Every line from the one containing "What data populates" to the final line of the material below must be reproduced exactly; leave out all other lines.
start DATA ENTRIES
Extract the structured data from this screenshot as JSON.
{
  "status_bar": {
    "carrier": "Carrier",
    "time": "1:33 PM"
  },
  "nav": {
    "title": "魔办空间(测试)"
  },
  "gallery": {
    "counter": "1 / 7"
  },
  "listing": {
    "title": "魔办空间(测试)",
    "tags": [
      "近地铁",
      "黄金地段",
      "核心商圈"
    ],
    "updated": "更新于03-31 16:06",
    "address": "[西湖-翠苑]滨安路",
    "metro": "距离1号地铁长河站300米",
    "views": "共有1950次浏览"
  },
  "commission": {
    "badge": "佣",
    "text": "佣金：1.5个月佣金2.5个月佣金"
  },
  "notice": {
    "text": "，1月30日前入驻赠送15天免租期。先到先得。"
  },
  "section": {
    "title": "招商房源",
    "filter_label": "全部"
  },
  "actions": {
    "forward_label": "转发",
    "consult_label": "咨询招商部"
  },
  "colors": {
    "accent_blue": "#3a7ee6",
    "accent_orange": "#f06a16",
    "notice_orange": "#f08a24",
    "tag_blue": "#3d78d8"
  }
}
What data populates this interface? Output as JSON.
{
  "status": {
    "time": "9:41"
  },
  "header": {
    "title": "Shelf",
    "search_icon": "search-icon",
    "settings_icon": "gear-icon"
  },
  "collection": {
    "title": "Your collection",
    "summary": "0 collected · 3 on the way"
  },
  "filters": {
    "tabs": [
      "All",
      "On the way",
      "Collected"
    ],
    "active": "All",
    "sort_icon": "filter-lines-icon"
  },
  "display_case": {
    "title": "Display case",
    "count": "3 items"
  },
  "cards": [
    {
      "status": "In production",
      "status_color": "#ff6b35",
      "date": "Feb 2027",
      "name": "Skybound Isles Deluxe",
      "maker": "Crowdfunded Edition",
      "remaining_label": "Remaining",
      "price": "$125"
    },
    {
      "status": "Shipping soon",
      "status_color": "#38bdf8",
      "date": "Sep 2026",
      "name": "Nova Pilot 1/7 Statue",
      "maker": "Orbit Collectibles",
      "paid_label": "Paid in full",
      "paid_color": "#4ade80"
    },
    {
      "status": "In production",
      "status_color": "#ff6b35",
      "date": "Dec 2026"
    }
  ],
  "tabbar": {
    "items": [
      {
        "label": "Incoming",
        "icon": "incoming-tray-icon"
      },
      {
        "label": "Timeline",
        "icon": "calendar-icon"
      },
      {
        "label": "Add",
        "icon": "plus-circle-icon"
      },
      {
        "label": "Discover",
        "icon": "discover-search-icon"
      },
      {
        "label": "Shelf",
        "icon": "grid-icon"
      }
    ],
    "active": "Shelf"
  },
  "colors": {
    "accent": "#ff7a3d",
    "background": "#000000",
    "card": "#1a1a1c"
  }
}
end DATA ENTRIES
SOLUTION -
What data populates this interface? Output as JSON.
{
  "status": {
    "time": "9:41"
  },
  "header": {
    "title": "Shelf",
    "search_icon": "search-icon",
    "settings_icon": "gear-icon"
  },
  "collection": {
    "title": "Your collection",
    "summary": "0 collected · 3 on the way"
  },
  "filters": {
    "tabs": [
      "All",
      "On the way",
      "Collected"
    ],
    "active": "All",
    "sort_icon": "filter-lines-icon"
  },
  "display_case": {
    "title": "Display case",
    "count": "3 items"
  },
  "cards": [
    {
      "status": "In production",
      "status_color": "#ff6b35",
      "date": "Feb 2027",
      "name": "Skybound Isles Deluxe",
      "maker": "Crowdfunded Edition",
      "remaining_label": "Remaining",
      "price": "$125"
    },
    {
      "status": "Shipping soon",
      "status_color": "#38bdf8",
      "date": "Sep 2026",
      "name": "Nova Pilot 1/7 Statue",
      "maker": "Orbit Collectibles",
      "paid_label": "Paid in full",
      "paid_color": "#4ade80"
    },
    {
      "status": "In production",
      "status_color": "#ff6b35",
      "date": "Dec 2026"
    }
  ],
  "tabbar": {
    "items": [
      {
        "label": "Incoming",
        "icon": "incoming-tray-icon"
      },
      {
        "label": "Timeline",
        "icon": "calendar-icon"
      },
      {
        "label": "Add",
        "icon": "plus-circle-icon"
      },
      {
        "label": "Discover",
        "icon": "discover-search-icon"
      },
      {
        "label": "Shelf",
        "icon": "grid-icon"
      }
    ],
    "active": "Shelf"
  },
  "colors": {
    "accent": "#ff7a3d",
    "background": "#000000",
    "card": "#1a1a1c"
  }
}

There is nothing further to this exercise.